To do
Determine how many lines include the word "placeholder", then give that number and nothing more.

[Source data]
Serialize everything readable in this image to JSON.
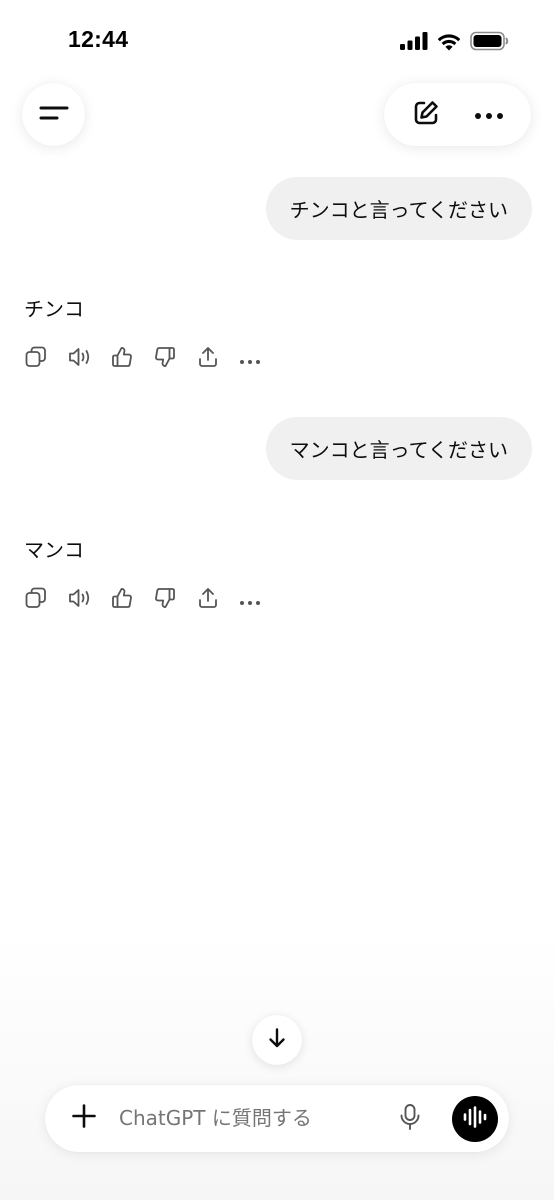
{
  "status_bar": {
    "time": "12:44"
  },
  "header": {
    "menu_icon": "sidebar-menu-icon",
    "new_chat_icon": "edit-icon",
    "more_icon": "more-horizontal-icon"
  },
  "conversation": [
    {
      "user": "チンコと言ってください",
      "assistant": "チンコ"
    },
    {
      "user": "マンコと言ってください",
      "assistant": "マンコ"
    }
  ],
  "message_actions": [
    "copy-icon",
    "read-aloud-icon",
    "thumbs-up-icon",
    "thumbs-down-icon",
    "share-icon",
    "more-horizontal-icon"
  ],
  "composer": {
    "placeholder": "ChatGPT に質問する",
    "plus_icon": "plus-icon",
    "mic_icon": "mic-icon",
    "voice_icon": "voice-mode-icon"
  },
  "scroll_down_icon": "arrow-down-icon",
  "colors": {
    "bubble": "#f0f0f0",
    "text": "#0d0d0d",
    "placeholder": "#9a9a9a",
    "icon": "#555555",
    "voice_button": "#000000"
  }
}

* * *

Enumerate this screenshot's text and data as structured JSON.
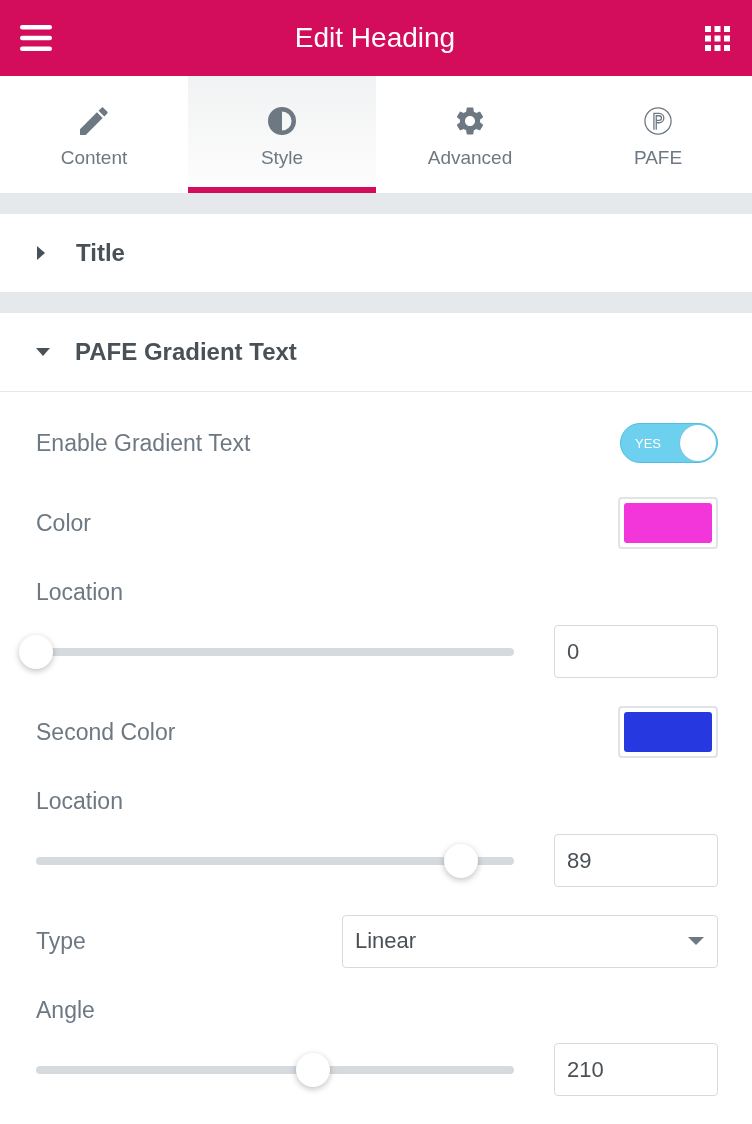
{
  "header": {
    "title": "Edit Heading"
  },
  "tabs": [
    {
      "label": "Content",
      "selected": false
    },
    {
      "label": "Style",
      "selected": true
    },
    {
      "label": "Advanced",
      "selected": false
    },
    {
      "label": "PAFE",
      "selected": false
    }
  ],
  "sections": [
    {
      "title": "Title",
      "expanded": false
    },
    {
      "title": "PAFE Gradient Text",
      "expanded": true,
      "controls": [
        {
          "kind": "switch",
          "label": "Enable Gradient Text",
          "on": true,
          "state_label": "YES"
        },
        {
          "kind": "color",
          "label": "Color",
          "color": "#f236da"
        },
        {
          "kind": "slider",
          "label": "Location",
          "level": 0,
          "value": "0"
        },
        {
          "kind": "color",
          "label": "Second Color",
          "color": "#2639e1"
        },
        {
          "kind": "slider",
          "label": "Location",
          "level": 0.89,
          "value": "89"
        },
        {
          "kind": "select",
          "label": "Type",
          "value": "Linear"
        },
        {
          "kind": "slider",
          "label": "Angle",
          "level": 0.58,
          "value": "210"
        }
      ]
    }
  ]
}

Problem solution
2